§ **SET PROBLEM**: Leave out the pictures and repeat every record exactly.

(Stored data)

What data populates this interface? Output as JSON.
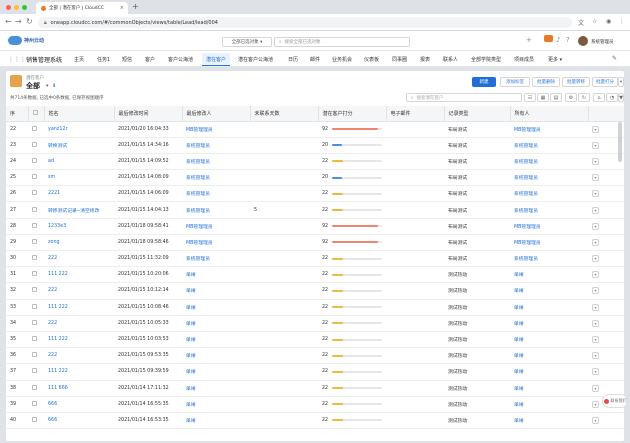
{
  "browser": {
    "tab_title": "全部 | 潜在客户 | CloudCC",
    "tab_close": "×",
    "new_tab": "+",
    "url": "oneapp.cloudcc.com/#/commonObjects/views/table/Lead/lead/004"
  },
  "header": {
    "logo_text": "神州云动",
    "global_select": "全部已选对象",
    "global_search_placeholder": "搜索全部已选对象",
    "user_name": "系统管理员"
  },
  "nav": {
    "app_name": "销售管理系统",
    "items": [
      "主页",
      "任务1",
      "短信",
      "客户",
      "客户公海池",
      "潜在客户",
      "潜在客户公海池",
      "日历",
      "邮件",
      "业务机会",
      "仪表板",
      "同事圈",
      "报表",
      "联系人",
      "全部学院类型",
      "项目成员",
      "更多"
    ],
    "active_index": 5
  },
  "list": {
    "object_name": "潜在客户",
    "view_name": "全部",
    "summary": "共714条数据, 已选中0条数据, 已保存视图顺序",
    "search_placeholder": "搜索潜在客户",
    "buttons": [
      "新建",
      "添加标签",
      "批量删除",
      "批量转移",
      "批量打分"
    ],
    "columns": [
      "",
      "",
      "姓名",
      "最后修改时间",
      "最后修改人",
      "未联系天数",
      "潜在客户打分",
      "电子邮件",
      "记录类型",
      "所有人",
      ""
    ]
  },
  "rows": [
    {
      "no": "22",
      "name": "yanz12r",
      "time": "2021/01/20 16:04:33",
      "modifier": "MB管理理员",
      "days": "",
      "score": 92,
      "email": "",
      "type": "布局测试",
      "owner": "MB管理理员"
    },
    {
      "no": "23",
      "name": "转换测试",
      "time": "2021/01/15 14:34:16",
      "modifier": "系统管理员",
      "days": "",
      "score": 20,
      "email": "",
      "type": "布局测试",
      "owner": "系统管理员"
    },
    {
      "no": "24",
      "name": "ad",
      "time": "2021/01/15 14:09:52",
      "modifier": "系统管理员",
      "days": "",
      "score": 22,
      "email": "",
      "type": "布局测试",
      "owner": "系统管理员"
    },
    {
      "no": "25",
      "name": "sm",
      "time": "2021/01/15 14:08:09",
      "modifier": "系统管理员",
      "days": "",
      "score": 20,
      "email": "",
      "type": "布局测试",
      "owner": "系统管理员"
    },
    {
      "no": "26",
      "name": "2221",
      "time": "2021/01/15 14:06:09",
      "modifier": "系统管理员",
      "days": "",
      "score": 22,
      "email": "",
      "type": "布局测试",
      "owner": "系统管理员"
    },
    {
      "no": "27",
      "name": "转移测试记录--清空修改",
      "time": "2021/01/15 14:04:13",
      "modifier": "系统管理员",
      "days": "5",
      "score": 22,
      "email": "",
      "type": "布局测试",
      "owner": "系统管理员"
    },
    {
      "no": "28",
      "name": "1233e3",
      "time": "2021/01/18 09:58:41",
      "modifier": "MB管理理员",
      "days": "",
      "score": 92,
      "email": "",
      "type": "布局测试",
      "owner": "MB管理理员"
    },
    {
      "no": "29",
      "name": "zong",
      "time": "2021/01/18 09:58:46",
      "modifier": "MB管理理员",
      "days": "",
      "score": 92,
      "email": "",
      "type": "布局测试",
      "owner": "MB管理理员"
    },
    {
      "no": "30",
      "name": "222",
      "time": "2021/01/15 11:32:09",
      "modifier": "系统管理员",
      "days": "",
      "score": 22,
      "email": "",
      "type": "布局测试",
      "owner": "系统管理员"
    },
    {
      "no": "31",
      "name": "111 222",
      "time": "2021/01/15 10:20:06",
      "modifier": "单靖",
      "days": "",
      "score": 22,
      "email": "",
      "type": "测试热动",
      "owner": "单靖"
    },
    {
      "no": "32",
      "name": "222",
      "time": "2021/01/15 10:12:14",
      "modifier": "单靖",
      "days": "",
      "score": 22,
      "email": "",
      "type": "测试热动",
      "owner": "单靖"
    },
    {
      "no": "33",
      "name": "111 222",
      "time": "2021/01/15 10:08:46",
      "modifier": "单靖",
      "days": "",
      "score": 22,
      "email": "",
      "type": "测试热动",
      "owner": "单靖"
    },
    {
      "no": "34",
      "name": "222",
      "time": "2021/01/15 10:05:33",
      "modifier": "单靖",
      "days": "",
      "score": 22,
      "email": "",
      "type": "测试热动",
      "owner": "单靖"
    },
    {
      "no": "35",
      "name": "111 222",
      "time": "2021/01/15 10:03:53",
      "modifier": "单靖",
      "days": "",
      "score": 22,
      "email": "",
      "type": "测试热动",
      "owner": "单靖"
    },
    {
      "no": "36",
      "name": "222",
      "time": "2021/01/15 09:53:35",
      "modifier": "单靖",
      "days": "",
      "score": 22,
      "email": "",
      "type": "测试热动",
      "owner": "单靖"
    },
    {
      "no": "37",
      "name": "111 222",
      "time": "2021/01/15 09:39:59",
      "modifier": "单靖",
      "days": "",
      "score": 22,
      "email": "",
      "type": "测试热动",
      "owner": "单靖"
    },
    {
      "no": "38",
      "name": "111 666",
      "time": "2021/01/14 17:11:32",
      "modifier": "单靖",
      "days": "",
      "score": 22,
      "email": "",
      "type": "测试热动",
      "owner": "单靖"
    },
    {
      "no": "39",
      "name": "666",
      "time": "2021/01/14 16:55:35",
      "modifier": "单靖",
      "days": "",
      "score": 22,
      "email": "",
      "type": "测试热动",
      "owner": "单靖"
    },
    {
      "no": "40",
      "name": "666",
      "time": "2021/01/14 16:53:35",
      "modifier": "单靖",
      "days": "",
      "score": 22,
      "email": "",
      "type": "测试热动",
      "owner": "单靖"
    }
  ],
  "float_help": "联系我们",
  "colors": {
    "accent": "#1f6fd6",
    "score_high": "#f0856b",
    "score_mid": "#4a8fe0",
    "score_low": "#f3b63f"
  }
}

§ **CORRECT ANSWER**:
What data populates this interface? Output as JSON.
{
  "browser": {
    "tab_title": "全部 | 潜在客户 | CloudCC",
    "tab_close": "×",
    "new_tab": "+",
    "url": "oneapp.cloudcc.com/#/commonObjects/views/table/Lead/lead/004"
  },
  "header": {
    "logo_text": "神州云动",
    "global_select": "全部已选对象",
    "global_search_placeholder": "搜索全部已选对象",
    "user_name": "系统管理员"
  },
  "nav": {
    "app_name": "销售管理系统",
    "items": [
      "主页",
      "任务1",
      "短信",
      "客户",
      "客户公海池",
      "潜在客户",
      "潜在客户公海池",
      "日历",
      "邮件",
      "业务机会",
      "仪表板",
      "同事圈",
      "报表",
      "联系人",
      "全部学院类型",
      "项目成员",
      "更多"
    ],
    "active_index": 5
  },
  "list": {
    "object_name": "潜在客户",
    "view_name": "全部",
    "summary": "共714条数据, 已选中0条数据, 已保存视图顺序",
    "search_placeholder": "搜索潜在客户",
    "buttons": [
      "新建",
      "添加标签",
      "批量删除",
      "批量转移",
      "批量打分"
    ],
    "columns": [
      "",
      "",
      "姓名",
      "最后修改时间",
      "最后修改人",
      "未联系天数",
      "潜在客户打分",
      "电子邮件",
      "记录类型",
      "所有人",
      ""
    ]
  },
  "rows": [
    {
      "no": "22",
      "name": "yanz12r",
      "time": "2021/01/20 16:04:33",
      "modifier": "MB管理理员",
      "days": "",
      "score": 92,
      "email": "",
      "type": "布局测试",
      "owner": "MB管理理员"
    },
    {
      "no": "23",
      "name": "转换测试",
      "time": "2021/01/15 14:34:16",
      "modifier": "系统管理员",
      "days": "",
      "score": 20,
      "email": "",
      "type": "布局测试",
      "owner": "系统管理员"
    },
    {
      "no": "24",
      "name": "ad",
      "time": "2021/01/15 14:09:52",
      "modifier": "系统管理员",
      "days": "",
      "score": 22,
      "email": "",
      "type": "布局测试",
      "owner": "系统管理员"
    },
    {
      "no": "25",
      "name": "sm",
      "time": "2021/01/15 14:08:09",
      "modifier": "系统管理员",
      "days": "",
      "score": 20,
      "email": "",
      "type": "布局测试",
      "owner": "系统管理员"
    },
    {
      "no": "26",
      "name": "2221",
      "time": "2021/01/15 14:06:09",
      "modifier": "系统管理员",
      "days": "",
      "score": 22,
      "email": "",
      "type": "布局测试",
      "owner": "系统管理员"
    },
    {
      "no": "27",
      "name": "转移测试记录--清空修改",
      "time": "2021/01/15 14:04:13",
      "modifier": "系统管理员",
      "days": "5",
      "score": 22,
      "email": "",
      "type": "布局测试",
      "owner": "系统管理员"
    },
    {
      "no": "28",
      "name": "1233e3",
      "time": "2021/01/18 09:58:41",
      "modifier": "MB管理理员",
      "days": "",
      "score": 92,
      "email": "",
      "type": "布局测试",
      "owner": "MB管理理员"
    },
    {
      "no": "29",
      "name": "zong",
      "time": "2021/01/18 09:58:46",
      "modifier": "MB管理理员",
      "days": "",
      "score": 92,
      "email": "",
      "type": "布局测试",
      "owner": "MB管理理员"
    },
    {
      "no": "30",
      "name": "222",
      "time": "2021/01/15 11:32:09",
      "modifier": "系统管理员",
      "days": "",
      "score": 22,
      "email": "",
      "type": "布局测试",
      "owner": "系统管理员"
    },
    {
      "no": "31",
      "name": "111 222",
      "time": "2021/01/15 10:20:06",
      "modifier": "单靖",
      "days": "",
      "score": 22,
      "email": "",
      "type": "测试热动",
      "owner": "单靖"
    },
    {
      "no": "32",
      "name": "222",
      "time": "2021/01/15 10:12:14",
      "modifier": "单靖",
      "days": "",
      "score": 22,
      "email": "",
      "type": "测试热动",
      "owner": "单靖"
    },
    {
      "no": "33",
      "name": "111 222",
      "time": "2021/01/15 10:08:46",
      "modifier": "单靖",
      "days": "",
      "score": 22,
      "email": "",
      "type": "测试热动",
      "owner": "单靖"
    },
    {
      "no": "34",
      "name": "222",
      "time": "2021/01/15 10:05:33",
      "modifier": "单靖",
      "days": "",
      "score": 22,
      "email": "",
      "type": "测试热动",
      "owner": "单靖"
    },
    {
      "no": "35",
      "name": "111 222",
      "time": "2021/01/15 10:03:53",
      "modifier": "单靖",
      "days": "",
      "score": 22,
      "email": "",
      "type": "测试热动",
      "owner": "单靖"
    },
    {
      "no": "36",
      "name": "222",
      "time": "2021/01/15 09:53:35",
      "modifier": "单靖",
      "days": "",
      "score": 22,
      "email": "",
      "type": "测试热动",
      "owner": "单靖"
    },
    {
      "no": "37",
      "name": "111 222",
      "time": "2021/01/15 09:39:59",
      "modifier": "单靖",
      "days": "",
      "score": 22,
      "email": "",
      "type": "测试热动",
      "owner": "单靖"
    },
    {
      "no": "38",
      "name": "111 666",
      "time": "2021/01/14 17:11:32",
      "modifier": "单靖",
      "days": "",
      "score": 22,
      "email": "",
      "type": "测试热动",
      "owner": "单靖"
    },
    {
      "no": "39",
      "name": "666",
      "time": "2021/01/14 16:55:35",
      "modifier": "单靖",
      "days": "",
      "score": 22,
      "email": "",
      "type": "测试热动",
      "owner": "单靖"
    },
    {
      "no": "40",
      "name": "666",
      "time": "2021/01/14 16:53:35",
      "modifier": "单靖",
      "days": "",
      "score": 22,
      "email": "",
      "type": "测试热动",
      "owner": "单靖"
    }
  ],
  "float_help": "联系我们",
  "colors": {
    "accent": "#1f6fd6",
    "score_high": "#f0856b",
    "score_mid": "#4a8fe0",
    "score_low": "#f3b63f"
  }
}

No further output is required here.